▶ _TASK PROMPT_
Copy every entry exactly as given, minus the images.

Stored data
__________

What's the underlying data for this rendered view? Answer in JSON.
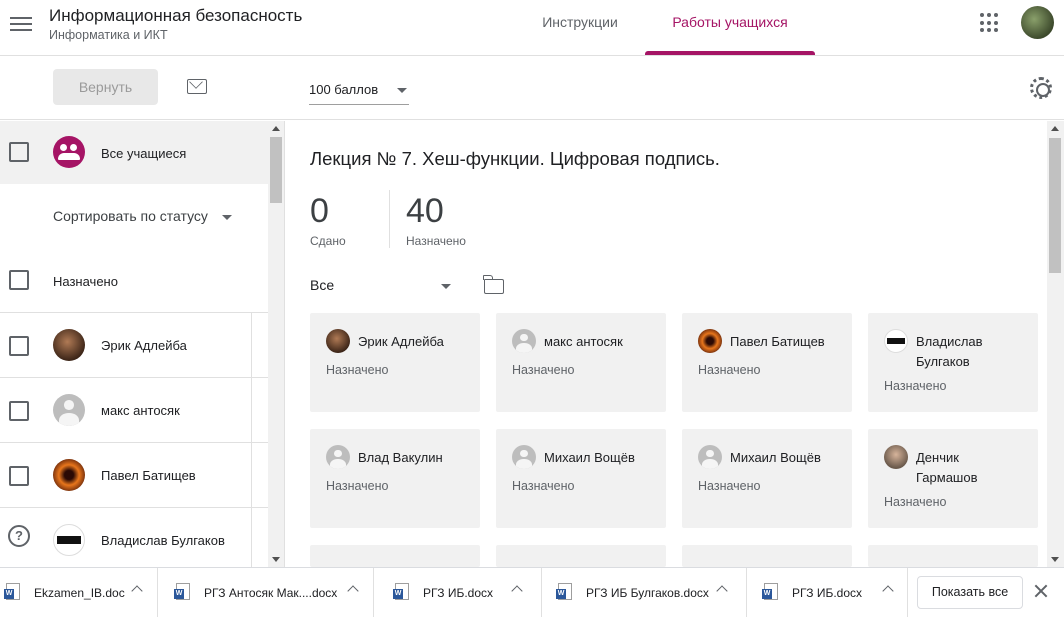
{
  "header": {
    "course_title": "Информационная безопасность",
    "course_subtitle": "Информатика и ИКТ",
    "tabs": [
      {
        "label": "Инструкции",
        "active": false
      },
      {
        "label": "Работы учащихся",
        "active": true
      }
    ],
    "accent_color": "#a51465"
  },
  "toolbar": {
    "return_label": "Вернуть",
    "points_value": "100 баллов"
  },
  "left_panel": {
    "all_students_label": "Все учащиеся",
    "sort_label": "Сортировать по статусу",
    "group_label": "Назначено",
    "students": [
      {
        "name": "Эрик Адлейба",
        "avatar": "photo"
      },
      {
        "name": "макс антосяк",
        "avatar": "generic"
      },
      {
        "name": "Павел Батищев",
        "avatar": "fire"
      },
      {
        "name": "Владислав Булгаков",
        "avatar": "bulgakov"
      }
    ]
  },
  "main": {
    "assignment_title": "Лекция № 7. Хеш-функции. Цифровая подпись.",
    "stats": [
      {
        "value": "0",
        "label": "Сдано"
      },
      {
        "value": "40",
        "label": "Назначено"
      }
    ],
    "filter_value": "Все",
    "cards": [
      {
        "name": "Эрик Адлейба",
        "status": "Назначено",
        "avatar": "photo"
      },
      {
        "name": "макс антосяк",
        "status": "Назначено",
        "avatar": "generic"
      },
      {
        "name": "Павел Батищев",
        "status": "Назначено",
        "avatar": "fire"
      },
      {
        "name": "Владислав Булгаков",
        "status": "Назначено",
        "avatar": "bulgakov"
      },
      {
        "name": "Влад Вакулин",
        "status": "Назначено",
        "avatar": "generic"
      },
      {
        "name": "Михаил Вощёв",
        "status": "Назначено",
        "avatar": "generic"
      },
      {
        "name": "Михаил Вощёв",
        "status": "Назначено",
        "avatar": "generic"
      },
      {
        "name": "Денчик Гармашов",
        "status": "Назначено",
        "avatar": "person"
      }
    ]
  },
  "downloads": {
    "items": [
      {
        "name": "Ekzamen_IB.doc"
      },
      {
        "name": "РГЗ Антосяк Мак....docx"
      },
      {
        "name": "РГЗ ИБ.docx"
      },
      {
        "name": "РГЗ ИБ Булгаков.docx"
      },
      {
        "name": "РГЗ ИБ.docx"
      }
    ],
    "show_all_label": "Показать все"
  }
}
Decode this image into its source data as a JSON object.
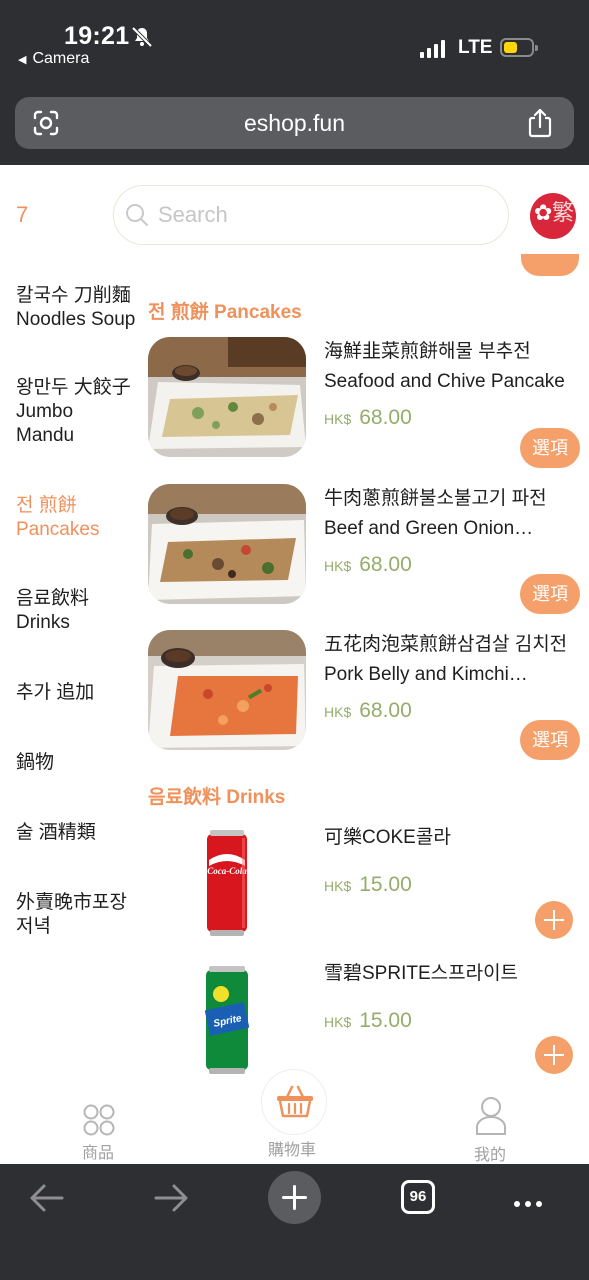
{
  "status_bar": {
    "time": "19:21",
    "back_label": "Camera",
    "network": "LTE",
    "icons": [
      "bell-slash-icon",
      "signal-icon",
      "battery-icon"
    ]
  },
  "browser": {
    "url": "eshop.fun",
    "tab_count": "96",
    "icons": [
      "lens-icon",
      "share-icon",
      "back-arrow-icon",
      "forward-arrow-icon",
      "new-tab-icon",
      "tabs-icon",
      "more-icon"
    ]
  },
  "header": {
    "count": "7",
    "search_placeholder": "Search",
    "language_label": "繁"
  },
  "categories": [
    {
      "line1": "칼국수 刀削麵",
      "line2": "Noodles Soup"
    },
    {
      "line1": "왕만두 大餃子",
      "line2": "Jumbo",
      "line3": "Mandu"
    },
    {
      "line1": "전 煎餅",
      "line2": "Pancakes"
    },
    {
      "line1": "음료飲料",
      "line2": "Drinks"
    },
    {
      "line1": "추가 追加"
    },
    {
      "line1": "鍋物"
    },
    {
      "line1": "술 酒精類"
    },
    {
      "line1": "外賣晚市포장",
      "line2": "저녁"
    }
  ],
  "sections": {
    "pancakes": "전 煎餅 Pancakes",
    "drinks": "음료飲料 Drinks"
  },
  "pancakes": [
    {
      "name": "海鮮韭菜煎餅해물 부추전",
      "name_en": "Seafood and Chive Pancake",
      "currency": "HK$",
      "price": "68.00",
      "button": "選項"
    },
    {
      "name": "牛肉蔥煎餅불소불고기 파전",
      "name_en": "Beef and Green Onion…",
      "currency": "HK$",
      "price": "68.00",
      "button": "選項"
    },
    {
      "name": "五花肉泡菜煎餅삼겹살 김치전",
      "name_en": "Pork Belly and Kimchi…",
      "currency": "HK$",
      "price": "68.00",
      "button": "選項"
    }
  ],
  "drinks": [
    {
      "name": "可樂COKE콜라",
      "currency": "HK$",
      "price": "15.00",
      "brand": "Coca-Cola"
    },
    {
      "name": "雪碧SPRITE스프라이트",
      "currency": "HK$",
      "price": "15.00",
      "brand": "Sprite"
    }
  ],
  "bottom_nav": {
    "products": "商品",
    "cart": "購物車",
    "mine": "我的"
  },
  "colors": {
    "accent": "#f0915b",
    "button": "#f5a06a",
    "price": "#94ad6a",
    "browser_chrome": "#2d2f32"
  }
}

__________

▶ _RESPONSE TO THE TASK_
What's the underlying data for this rendered view? Answer in JSON.
{
  "header": {
    "course_title": "Информационная безопасность",
    "course_subtitle": "Информатика и ИКТ",
    "tabs": [
      {
        "label": "Инструкции",
        "active": false
      },
      {
        "label": "Работы учащихся",
        "active": true
      }
    ],
    "accent_color": "#a51465"
  },
  "toolbar": {
    "return_label": "Вернуть",
    "points_value": "100 баллов"
  },
  "left_panel": {
    "all_students_label": "Все учащиеся",
    "sort_label": "Сортировать по статусу",
    "group_label": "Назначено",
    "students": [
      {
        "name": "Эрик Адлейба",
        "avatar": "photo"
      },
      {
        "name": "макс антосяк",
        "avatar": "generic"
      },
      {
        "name": "Павел Батищев",
        "avatar": "fire"
      },
      {
        "name": "Владислав Булгаков",
        "avatar": "bulgakov"
      }
    ]
  },
  "main": {
    "assignment_title": "Лекция № 7. Хеш-функции. Цифровая подпись.",
    "stats": [
      {
        "value": "0",
        "label": "Сдано"
      },
      {
        "value": "40",
        "label": "Назначено"
      }
    ],
    "filter_value": "Все",
    "cards": [
      {
        "name": "Эрик Адлейба",
        "status": "Назначено",
        "avatar": "photo"
      },
      {
        "name": "макс антосяк",
        "status": "Назначено",
        "avatar": "generic"
      },
      {
        "name": "Павел Батищев",
        "status": "Назначено",
        "avatar": "fire"
      },
      {
        "name": "Владислав Булгаков",
        "status": "Назначено",
        "avatar": "bulgakov"
      },
      {
        "name": "Влад Вакулин",
        "status": "Назначено",
        "avatar": "generic"
      },
      {
        "name": "Михаил Вощёв",
        "status": "Назначено",
        "avatar": "generic"
      },
      {
        "name": "Михаил Вощёв",
        "status": "Назначено",
        "avatar": "generic"
      },
      {
        "name": "Денчик Гармашов",
        "status": "Назначено",
        "avatar": "person"
      }
    ]
  },
  "downloads": {
    "items": [
      {
        "name": "Ekzamen_IB.doc"
      },
      {
        "name": "РГЗ Антосяк Мак....docx"
      },
      {
        "name": "РГЗ ИБ.docx"
      },
      {
        "name": "РГЗ ИБ Булгаков.docx"
      },
      {
        "name": "РГЗ ИБ.docx"
      }
    ],
    "show_all_label": "Показать все"
  }
}
Decode this image into its source data as a JSON object.
{
  "status_bar": {
    "time": "19:21",
    "back_label": "Camera",
    "network": "LTE",
    "icons": [
      "bell-slash-icon",
      "signal-icon",
      "battery-icon"
    ]
  },
  "browser": {
    "url": "eshop.fun",
    "tab_count": "96",
    "icons": [
      "lens-icon",
      "share-icon",
      "back-arrow-icon",
      "forward-arrow-icon",
      "new-tab-icon",
      "tabs-icon",
      "more-icon"
    ]
  },
  "header": {
    "count": "7",
    "search_placeholder": "Search",
    "language_label": "繁"
  },
  "categories": [
    {
      "line1": "칼국수 刀削麵",
      "line2": "Noodles Soup"
    },
    {
      "line1": "왕만두 大餃子",
      "line2": "Jumbo",
      "line3": "Mandu"
    },
    {
      "line1": "전 煎餅",
      "line2": "Pancakes"
    },
    {
      "line1": "음료飲料",
      "line2": "Drinks"
    },
    {
      "line1": "추가 追加"
    },
    {
      "line1": "鍋物"
    },
    {
      "line1": "술 酒精類"
    },
    {
      "line1": "外賣晚市포장",
      "line2": "저녁"
    }
  ],
  "sections": {
    "pancakes": "전 煎餅 Pancakes",
    "drinks": "음료飲料 Drinks"
  },
  "pancakes": [
    {
      "name": "海鮮韭菜煎餅해물 부추전",
      "name_en": "Seafood and Chive Pancake",
      "currency": "HK$",
      "price": "68.00",
      "button": "選項"
    },
    {
      "name": "牛肉蔥煎餅불소불고기 파전",
      "name_en": "Beef and Green Onion…",
      "currency": "HK$",
      "price": "68.00",
      "button": "選項"
    },
    {
      "name": "五花肉泡菜煎餅삼겹살 김치전",
      "name_en": "Pork Belly and Kimchi…",
      "currency": "HK$",
      "price": "68.00",
      "button": "選項"
    }
  ],
  "drinks": [
    {
      "name": "可樂COKE콜라",
      "currency": "HK$",
      "price": "15.00",
      "brand": "Coca-Cola"
    },
    {
      "name": "雪碧SPRITE스프라이트",
      "currency": "HK$",
      "price": "15.00",
      "brand": "Sprite"
    }
  ],
  "bottom_nav": {
    "products": "商品",
    "cart": "購物車",
    "mine": "我的"
  },
  "colors": {
    "accent": "#f0915b",
    "button": "#f5a06a",
    "price": "#94ad6a",
    "browser_chrome": "#2d2f32"
  }
}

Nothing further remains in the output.